Source records

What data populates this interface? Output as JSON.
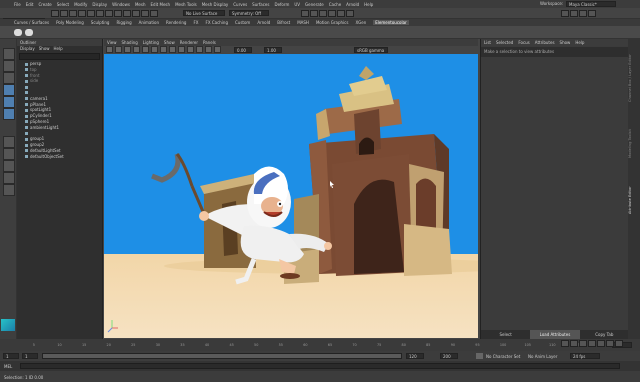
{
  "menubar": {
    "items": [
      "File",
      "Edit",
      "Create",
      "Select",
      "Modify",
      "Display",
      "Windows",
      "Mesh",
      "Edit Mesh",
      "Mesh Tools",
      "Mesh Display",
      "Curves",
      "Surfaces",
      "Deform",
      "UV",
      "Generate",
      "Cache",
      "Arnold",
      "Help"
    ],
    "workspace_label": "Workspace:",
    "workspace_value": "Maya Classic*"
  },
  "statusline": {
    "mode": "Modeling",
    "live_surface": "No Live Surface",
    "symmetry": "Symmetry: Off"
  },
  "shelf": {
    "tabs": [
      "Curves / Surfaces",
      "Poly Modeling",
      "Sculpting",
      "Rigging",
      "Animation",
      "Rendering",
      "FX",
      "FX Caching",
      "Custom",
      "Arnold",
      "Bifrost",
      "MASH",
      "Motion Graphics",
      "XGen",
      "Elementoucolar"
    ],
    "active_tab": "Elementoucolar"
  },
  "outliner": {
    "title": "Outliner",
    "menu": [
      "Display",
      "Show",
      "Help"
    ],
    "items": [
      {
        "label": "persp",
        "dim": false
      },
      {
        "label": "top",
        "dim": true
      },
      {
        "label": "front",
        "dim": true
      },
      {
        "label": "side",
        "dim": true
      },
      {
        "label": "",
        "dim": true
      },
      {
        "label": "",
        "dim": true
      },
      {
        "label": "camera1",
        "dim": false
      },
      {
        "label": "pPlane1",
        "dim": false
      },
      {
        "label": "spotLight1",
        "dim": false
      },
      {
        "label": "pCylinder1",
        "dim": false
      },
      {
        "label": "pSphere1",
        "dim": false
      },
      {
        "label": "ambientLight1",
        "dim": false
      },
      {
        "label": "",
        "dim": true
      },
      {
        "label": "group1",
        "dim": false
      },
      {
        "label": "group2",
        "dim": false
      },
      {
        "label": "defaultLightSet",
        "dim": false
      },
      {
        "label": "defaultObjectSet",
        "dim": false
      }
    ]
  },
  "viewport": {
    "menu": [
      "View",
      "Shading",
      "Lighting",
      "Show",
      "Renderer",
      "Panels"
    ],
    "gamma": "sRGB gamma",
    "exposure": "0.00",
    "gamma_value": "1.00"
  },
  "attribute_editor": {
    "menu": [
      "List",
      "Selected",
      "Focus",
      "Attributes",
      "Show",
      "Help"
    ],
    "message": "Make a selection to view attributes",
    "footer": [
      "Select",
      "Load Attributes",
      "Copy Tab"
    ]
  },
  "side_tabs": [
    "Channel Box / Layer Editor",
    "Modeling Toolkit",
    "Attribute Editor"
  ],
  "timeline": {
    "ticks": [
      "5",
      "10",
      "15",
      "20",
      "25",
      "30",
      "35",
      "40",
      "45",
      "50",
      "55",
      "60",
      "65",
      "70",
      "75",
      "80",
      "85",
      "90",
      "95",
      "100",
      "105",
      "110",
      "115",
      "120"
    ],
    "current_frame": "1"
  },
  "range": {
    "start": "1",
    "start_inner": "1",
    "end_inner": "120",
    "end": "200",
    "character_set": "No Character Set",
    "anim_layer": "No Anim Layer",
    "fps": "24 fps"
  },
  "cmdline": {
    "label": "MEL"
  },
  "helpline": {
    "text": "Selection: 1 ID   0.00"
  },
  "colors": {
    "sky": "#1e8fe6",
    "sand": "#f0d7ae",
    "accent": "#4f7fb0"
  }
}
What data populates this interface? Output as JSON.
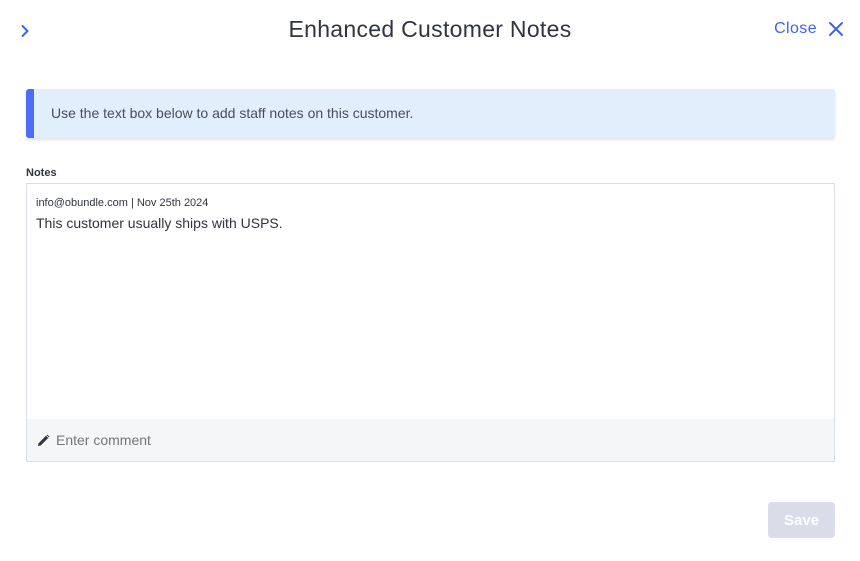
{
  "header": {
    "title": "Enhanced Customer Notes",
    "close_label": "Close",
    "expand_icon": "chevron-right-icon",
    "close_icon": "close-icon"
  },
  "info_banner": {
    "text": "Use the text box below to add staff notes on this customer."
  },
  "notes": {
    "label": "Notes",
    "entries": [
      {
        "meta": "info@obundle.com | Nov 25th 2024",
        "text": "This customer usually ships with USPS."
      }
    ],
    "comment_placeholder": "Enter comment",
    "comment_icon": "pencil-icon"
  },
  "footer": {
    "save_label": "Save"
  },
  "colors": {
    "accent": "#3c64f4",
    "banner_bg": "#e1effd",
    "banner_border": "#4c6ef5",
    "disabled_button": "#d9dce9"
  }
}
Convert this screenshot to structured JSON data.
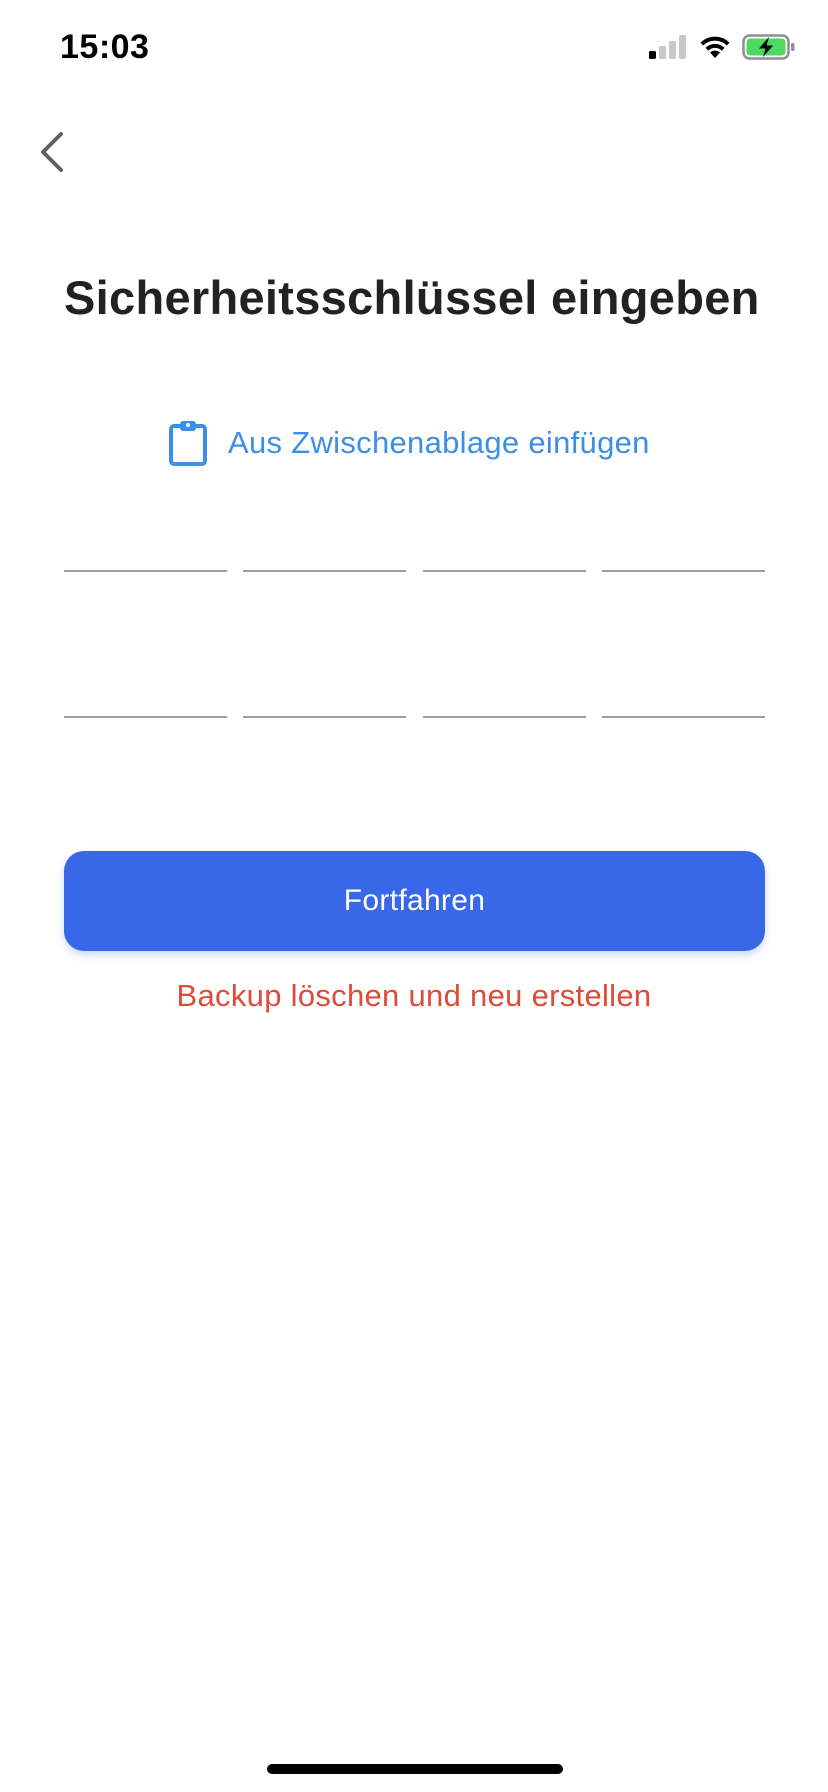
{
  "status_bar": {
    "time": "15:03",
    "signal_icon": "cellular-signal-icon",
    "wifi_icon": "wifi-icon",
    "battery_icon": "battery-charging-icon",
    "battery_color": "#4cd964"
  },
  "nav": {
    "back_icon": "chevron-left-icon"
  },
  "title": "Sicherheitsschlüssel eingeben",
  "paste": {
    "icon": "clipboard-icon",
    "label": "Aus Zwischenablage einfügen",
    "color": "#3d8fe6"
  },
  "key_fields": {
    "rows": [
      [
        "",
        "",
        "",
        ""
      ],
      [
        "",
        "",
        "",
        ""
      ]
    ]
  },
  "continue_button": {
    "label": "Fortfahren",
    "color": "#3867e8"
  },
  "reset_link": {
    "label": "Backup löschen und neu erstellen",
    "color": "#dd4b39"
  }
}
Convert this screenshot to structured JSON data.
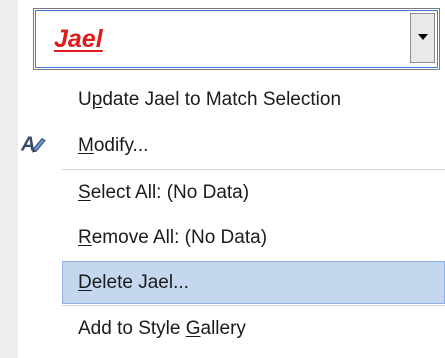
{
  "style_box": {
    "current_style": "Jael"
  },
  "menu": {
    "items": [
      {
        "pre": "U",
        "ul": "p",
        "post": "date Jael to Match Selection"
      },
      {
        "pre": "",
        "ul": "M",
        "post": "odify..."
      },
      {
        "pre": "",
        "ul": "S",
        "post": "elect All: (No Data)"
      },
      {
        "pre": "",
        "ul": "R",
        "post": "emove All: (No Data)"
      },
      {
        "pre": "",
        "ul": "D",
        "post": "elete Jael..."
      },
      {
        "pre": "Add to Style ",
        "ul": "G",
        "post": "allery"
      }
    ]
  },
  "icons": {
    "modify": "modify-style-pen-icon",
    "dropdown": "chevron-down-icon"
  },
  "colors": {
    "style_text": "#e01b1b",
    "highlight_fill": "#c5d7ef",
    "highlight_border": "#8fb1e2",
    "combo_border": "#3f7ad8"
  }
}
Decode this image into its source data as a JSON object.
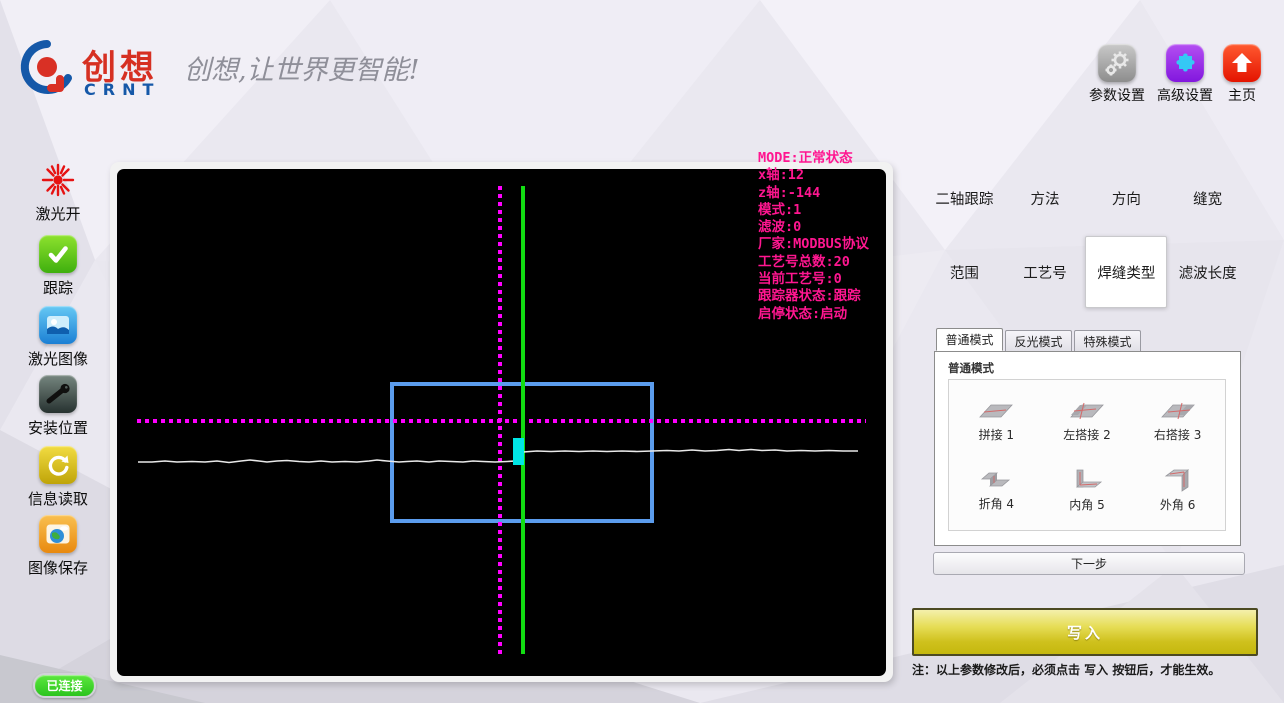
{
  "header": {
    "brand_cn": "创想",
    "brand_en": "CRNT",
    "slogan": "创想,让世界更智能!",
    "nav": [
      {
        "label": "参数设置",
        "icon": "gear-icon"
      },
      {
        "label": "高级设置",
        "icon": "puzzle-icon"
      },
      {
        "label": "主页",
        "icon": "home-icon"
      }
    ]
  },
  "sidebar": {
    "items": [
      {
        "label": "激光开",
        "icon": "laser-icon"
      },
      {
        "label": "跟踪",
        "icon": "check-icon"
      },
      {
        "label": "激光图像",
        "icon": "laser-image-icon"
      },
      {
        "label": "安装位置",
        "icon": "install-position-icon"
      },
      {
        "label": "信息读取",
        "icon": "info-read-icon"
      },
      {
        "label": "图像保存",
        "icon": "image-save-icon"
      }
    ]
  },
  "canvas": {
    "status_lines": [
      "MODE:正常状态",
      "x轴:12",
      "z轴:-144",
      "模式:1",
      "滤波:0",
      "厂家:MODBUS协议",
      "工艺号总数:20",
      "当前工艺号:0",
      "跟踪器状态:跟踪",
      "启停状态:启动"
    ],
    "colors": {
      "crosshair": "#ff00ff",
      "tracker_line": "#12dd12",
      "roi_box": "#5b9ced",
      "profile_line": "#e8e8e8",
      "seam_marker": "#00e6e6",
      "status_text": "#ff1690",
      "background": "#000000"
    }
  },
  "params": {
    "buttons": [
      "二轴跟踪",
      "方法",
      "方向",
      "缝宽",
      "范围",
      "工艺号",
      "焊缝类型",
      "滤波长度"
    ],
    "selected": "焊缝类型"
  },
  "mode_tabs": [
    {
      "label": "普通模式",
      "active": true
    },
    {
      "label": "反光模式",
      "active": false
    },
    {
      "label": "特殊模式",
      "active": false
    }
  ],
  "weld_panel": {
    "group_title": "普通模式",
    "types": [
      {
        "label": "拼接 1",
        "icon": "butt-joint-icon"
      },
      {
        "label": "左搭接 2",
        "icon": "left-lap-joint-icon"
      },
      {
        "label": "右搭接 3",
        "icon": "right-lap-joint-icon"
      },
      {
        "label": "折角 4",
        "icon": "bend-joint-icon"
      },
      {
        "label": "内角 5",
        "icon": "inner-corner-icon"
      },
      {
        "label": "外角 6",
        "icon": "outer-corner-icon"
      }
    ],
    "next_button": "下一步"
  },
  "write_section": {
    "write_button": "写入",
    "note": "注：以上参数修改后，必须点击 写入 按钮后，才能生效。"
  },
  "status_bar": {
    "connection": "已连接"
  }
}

◆ **Your objective**:
Gather and copy every line of the data in which the string "Modeling" is found.

◆ **Answer**:
    "mode": "Modeling",
      "Poly Modeling",
    "Modeling Toolkit",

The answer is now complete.